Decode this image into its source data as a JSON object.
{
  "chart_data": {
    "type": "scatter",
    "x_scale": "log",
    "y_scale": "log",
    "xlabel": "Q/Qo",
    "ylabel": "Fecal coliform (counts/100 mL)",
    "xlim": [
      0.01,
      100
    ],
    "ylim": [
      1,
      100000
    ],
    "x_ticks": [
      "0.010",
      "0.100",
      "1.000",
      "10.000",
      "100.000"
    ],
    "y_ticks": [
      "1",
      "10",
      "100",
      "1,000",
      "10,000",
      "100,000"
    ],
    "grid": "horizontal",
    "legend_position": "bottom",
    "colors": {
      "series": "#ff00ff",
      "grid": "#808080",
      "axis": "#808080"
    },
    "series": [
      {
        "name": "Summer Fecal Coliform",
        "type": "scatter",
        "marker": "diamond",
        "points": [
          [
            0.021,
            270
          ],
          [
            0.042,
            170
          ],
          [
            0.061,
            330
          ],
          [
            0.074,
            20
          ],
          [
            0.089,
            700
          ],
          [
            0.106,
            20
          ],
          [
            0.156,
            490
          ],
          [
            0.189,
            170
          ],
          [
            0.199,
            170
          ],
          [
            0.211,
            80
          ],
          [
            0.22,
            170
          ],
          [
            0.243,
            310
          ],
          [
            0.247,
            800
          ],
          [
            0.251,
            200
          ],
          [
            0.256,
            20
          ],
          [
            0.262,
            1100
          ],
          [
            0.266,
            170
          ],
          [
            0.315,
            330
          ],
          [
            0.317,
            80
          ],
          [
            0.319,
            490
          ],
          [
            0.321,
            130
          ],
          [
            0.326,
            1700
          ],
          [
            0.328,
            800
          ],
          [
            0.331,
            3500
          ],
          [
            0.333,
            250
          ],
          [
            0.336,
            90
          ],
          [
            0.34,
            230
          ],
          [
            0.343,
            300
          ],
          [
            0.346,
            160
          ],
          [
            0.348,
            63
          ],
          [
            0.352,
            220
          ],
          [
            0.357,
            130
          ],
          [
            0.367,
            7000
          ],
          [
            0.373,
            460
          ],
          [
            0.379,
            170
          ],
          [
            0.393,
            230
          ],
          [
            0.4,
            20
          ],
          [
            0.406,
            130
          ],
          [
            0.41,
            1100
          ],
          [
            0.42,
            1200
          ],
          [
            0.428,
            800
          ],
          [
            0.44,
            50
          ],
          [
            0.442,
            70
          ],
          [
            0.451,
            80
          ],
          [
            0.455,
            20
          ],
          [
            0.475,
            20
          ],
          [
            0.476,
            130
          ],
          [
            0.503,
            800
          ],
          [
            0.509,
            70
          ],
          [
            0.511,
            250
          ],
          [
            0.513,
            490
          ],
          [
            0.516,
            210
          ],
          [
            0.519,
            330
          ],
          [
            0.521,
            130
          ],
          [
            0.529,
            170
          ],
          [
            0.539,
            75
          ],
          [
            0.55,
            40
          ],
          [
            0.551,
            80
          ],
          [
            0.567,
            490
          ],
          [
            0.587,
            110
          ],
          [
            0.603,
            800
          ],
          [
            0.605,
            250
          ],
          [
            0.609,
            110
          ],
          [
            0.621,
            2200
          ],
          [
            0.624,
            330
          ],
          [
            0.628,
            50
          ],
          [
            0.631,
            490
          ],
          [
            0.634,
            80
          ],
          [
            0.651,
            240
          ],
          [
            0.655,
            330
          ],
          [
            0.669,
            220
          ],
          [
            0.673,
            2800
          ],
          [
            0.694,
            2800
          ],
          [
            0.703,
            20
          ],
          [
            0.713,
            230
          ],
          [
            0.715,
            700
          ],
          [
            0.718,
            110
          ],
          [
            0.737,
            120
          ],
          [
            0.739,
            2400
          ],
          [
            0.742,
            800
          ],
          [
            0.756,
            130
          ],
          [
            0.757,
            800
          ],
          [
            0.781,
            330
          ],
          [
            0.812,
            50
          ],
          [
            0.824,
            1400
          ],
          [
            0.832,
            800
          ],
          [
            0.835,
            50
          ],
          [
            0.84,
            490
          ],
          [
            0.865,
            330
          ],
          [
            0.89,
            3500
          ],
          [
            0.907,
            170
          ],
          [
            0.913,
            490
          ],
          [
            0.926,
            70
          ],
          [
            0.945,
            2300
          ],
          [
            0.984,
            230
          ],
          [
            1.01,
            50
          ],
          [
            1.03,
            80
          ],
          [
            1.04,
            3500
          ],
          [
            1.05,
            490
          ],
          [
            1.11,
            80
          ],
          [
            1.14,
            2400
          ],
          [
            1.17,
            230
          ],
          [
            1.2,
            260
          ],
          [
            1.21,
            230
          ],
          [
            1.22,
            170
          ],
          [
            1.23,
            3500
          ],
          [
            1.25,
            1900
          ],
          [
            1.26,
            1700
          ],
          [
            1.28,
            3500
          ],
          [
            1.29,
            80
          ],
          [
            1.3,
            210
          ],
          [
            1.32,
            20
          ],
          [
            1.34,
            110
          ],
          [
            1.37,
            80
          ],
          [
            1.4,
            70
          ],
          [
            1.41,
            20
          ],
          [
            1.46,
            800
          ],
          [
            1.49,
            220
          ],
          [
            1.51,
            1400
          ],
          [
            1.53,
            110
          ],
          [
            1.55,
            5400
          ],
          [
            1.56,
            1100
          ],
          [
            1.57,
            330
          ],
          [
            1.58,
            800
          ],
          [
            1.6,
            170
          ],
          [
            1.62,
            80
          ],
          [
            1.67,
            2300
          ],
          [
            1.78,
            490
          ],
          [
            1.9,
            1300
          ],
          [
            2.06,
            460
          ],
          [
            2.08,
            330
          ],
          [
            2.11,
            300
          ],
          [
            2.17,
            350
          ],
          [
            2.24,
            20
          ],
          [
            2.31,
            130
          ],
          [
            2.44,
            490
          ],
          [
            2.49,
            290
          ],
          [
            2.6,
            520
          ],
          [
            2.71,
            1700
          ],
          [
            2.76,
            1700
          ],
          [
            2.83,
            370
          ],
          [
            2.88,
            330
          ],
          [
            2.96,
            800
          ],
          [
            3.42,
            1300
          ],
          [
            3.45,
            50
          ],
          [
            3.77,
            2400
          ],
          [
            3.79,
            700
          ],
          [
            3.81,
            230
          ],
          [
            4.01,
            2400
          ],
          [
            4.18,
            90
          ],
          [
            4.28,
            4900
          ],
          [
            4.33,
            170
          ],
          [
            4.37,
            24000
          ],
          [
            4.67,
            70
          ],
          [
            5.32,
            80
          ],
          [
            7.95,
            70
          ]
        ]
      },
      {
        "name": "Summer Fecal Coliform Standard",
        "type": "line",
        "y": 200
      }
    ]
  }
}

EXERCISE BRIEF: Write the material out again word for word.

ANSWER FOR THE TASK:
Decode this image into its source data as a JSON object.
{
  "chart_data": {
    "type": "scatter",
    "x_scale": "log",
    "y_scale": "log",
    "xlabel": "Q/Qo",
    "ylabel": "Fecal coliform (counts/100 mL)",
    "xlim": [
      0.01,
      100
    ],
    "ylim": [
      1,
      100000
    ],
    "x_ticks": [
      "0.010",
      "0.100",
      "1.000",
      "10.000",
      "100.000"
    ],
    "y_ticks": [
      "1",
      "10",
      "100",
      "1,000",
      "10,000",
      "100,000"
    ],
    "grid": "horizontal",
    "legend_position": "bottom",
    "colors": {
      "series": "#ff00ff",
      "grid": "#808080",
      "axis": "#808080"
    },
    "series": [
      {
        "name": "Summer Fecal Coliform",
        "type": "scatter",
        "marker": "diamond",
        "points": [
          [
            0.021,
            270
          ],
          [
            0.042,
            170
          ],
          [
            0.061,
            330
          ],
          [
            0.074,
            20
          ],
          [
            0.089,
            700
          ],
          [
            0.106,
            20
          ],
          [
            0.156,
            490
          ],
          [
            0.189,
            170
          ],
          [
            0.199,
            170
          ],
          [
            0.211,
            80
          ],
          [
            0.22,
            170
          ],
          [
            0.243,
            310
          ],
          [
            0.247,
            800
          ],
          [
            0.251,
            200
          ],
          [
            0.256,
            20
          ],
          [
            0.262,
            1100
          ],
          [
            0.266,
            170
          ],
          [
            0.315,
            330
          ],
          [
            0.317,
            80
          ],
          [
            0.319,
            490
          ],
          [
            0.321,
            130
          ],
          [
            0.326,
            1700
          ],
          [
            0.328,
            800
          ],
          [
            0.331,
            3500
          ],
          [
            0.333,
            250
          ],
          [
            0.336,
            90
          ],
          [
            0.34,
            230
          ],
          [
            0.343,
            300
          ],
          [
            0.346,
            160
          ],
          [
            0.348,
            63
          ],
          [
            0.352,
            220
          ],
          [
            0.357,
            130
          ],
          [
            0.367,
            7000
          ],
          [
            0.373,
            460
          ],
          [
            0.379,
            170
          ],
          [
            0.393,
            230
          ],
          [
            0.4,
            20
          ],
          [
            0.406,
            130
          ],
          [
            0.41,
            1100
          ],
          [
            0.42,
            1200
          ],
          [
            0.428,
            800
          ],
          [
            0.44,
            50
          ],
          [
            0.442,
            70
          ],
          [
            0.451,
            80
          ],
          [
            0.455,
            20
          ],
          [
            0.475,
            20
          ],
          [
            0.476,
            130
          ],
          [
            0.503,
            800
          ],
          [
            0.509,
            70
          ],
          [
            0.511,
            250
          ],
          [
            0.513,
            490
          ],
          [
            0.516,
            210
          ],
          [
            0.519,
            330
          ],
          [
            0.521,
            130
          ],
          [
            0.529,
            170
          ],
          [
            0.539,
            75
          ],
          [
            0.55,
            40
          ],
          [
            0.551,
            80
          ],
          [
            0.567,
            490
          ],
          [
            0.587,
            110
          ],
          [
            0.603,
            800
          ],
          [
            0.605,
            250
          ],
          [
            0.609,
            110
          ],
          [
            0.621,
            2200
          ],
          [
            0.624,
            330
          ],
          [
            0.628,
            50
          ],
          [
            0.631,
            490
          ],
          [
            0.634,
            80
          ],
          [
            0.651,
            240
          ],
          [
            0.655,
            330
          ],
          [
            0.669,
            220
          ],
          [
            0.673,
            2800
          ],
          [
            0.694,
            2800
          ],
          [
            0.703,
            20
          ],
          [
            0.713,
            230
          ],
          [
            0.715,
            700
          ],
          [
            0.718,
            110
          ],
          [
            0.737,
            120
          ],
          [
            0.739,
            2400
          ],
          [
            0.742,
            800
          ],
          [
            0.756,
            130
          ],
          [
            0.757,
            800
          ],
          [
            0.781,
            330
          ],
          [
            0.812,
            50
          ],
          [
            0.824,
            1400
          ],
          [
            0.832,
            800
          ],
          [
            0.835,
            50
          ],
          [
            0.84,
            490
          ],
          [
            0.865,
            330
          ],
          [
            0.89,
            3500
          ],
          [
            0.907,
            170
          ],
          [
            0.913,
            490
          ],
          [
            0.926,
            70
          ],
          [
            0.945,
            2300
          ],
          [
            0.984,
            230
          ],
          [
            1.01,
            50
          ],
          [
            1.03,
            80
          ],
          [
            1.04,
            3500
          ],
          [
            1.05,
            490
          ],
          [
            1.11,
            80
          ],
          [
            1.14,
            2400
          ],
          [
            1.17,
            230
          ],
          [
            1.2,
            260
          ],
          [
            1.21,
            230
          ],
          [
            1.22,
            170
          ],
          [
            1.23,
            3500
          ],
          [
            1.25,
            1900
          ],
          [
            1.26,
            1700
          ],
          [
            1.28,
            3500
          ],
          [
            1.29,
            80
          ],
          [
            1.3,
            210
          ],
          [
            1.32,
            20
          ],
          [
            1.34,
            110
          ],
          [
            1.37,
            80
          ],
          [
            1.4,
            70
          ],
          [
            1.41,
            20
          ],
          [
            1.46,
            800
          ],
          [
            1.49,
            220
          ],
          [
            1.51,
            1400
          ],
          [
            1.53,
            110
          ],
          [
            1.55,
            5400
          ],
          [
            1.56,
            1100
          ],
          [
            1.57,
            330
          ],
          [
            1.58,
            800
          ],
          [
            1.6,
            170
          ],
          [
            1.62,
            80
          ],
          [
            1.67,
            2300
          ],
          [
            1.78,
            490
          ],
          [
            1.9,
            1300
          ],
          [
            2.06,
            460
          ],
          [
            2.08,
            330
          ],
          [
            2.11,
            300
          ],
          [
            2.17,
            350
          ],
          [
            2.24,
            20
          ],
          [
            2.31,
            130
          ],
          [
            2.44,
            490
          ],
          [
            2.49,
            290
          ],
          [
            2.6,
            520
          ],
          [
            2.71,
            1700
          ],
          [
            2.76,
            1700
          ],
          [
            2.83,
            370
          ],
          [
            2.88,
            330
          ],
          [
            2.96,
            800
          ],
          [
            3.42,
            1300
          ],
          [
            3.45,
            50
          ],
          [
            3.77,
            2400
          ],
          [
            3.79,
            700
          ],
          [
            3.81,
            230
          ],
          [
            4.01,
            2400
          ],
          [
            4.18,
            90
          ],
          [
            4.28,
            4900
          ],
          [
            4.33,
            170
          ],
          [
            4.37,
            24000
          ],
          [
            4.67,
            70
          ],
          [
            5.32,
            80
          ],
          [
            7.95,
            70
          ]
        ]
      },
      {
        "name": "Summer Fecal Coliform Standard",
        "type": "line",
        "y": 200
      }
    ]
  }
}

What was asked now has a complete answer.